• **Exercise**: Go through the material and write it all out exactly, minus the pictures.

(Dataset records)

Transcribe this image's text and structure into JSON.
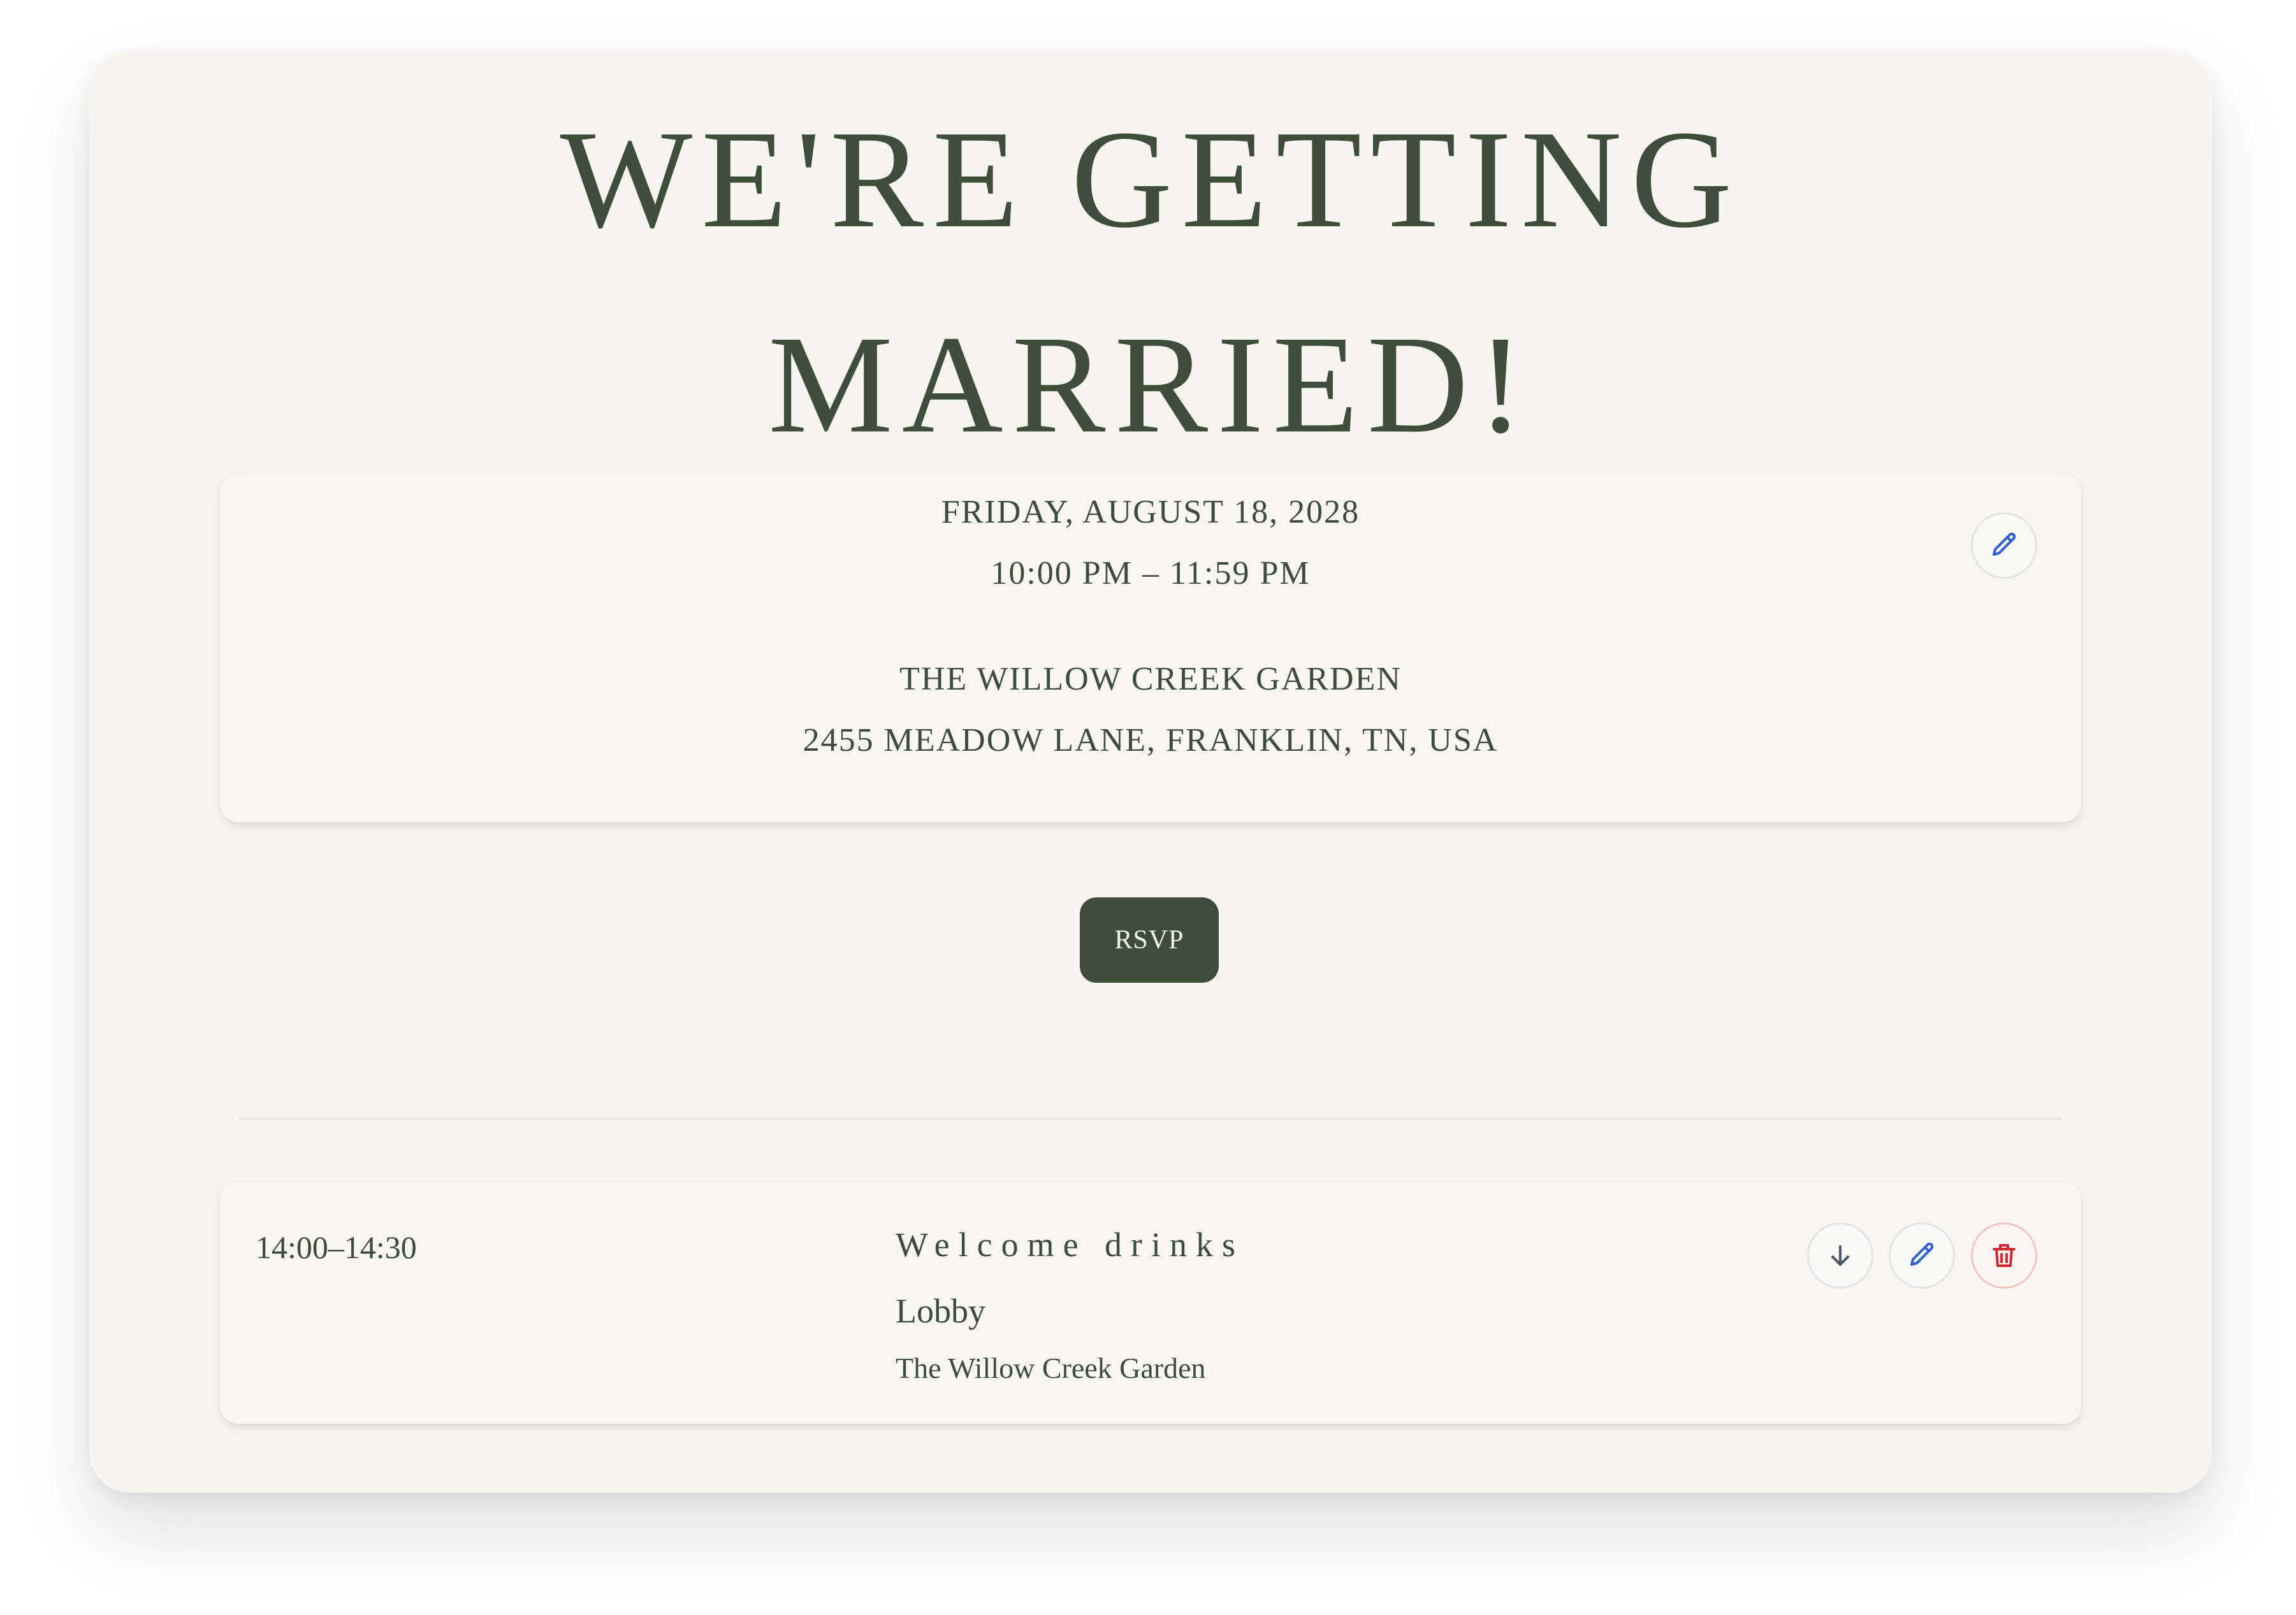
{
  "header": {
    "title_line1": "WE'RE GETTING",
    "title_line2": "MARRIED!"
  },
  "details": {
    "date": "FRIDAY, AUGUST 18, 2028",
    "time": "10:00 PM – 11:59 PM",
    "venue": "THE WILLOW CREEK GARDEN",
    "address": "2455 MEADOW LANE, FRANKLIN, TN, USA",
    "edit_icon": "pencil-icon"
  },
  "rsvp": {
    "label": "RSVP"
  },
  "schedule": {
    "items": [
      {
        "time": "14:00–14:30",
        "name": "Welcome drinks",
        "location": "Lobby",
        "venue": "The Willow Creek Garden",
        "actions": [
          "arrow-down-icon",
          "pencil-icon",
          "trash-icon"
        ]
      }
    ]
  },
  "colors": {
    "background": "#f7f5ef",
    "primary": "#3d4d39",
    "edit_icon": "#2f5fd0",
    "delete_icon": "#d0282e"
  }
}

• **Reply**:
Transcribe this image's text and structure into JSON.
{
  "header": {
    "title_line1": "WE'RE GETTING",
    "title_line2": "MARRIED!"
  },
  "details": {
    "date": "FRIDAY, AUGUST 18, 2028",
    "time": "10:00 PM – 11:59 PM",
    "venue": "THE WILLOW CREEK GARDEN",
    "address": "2455 MEADOW LANE, FRANKLIN, TN, USA",
    "edit_icon": "pencil-icon"
  },
  "rsvp": {
    "label": "RSVP"
  },
  "schedule": {
    "items": [
      {
        "time": "14:00–14:30",
        "name": "Welcome drinks",
        "location": "Lobby",
        "venue": "The Willow Creek Garden",
        "actions": [
          "arrow-down-icon",
          "pencil-icon",
          "trash-icon"
        ]
      }
    ]
  },
  "colors": {
    "background": "#f7f5ef",
    "primary": "#3d4d39",
    "edit_icon": "#2f5fd0",
    "delete_icon": "#d0282e"
  }
}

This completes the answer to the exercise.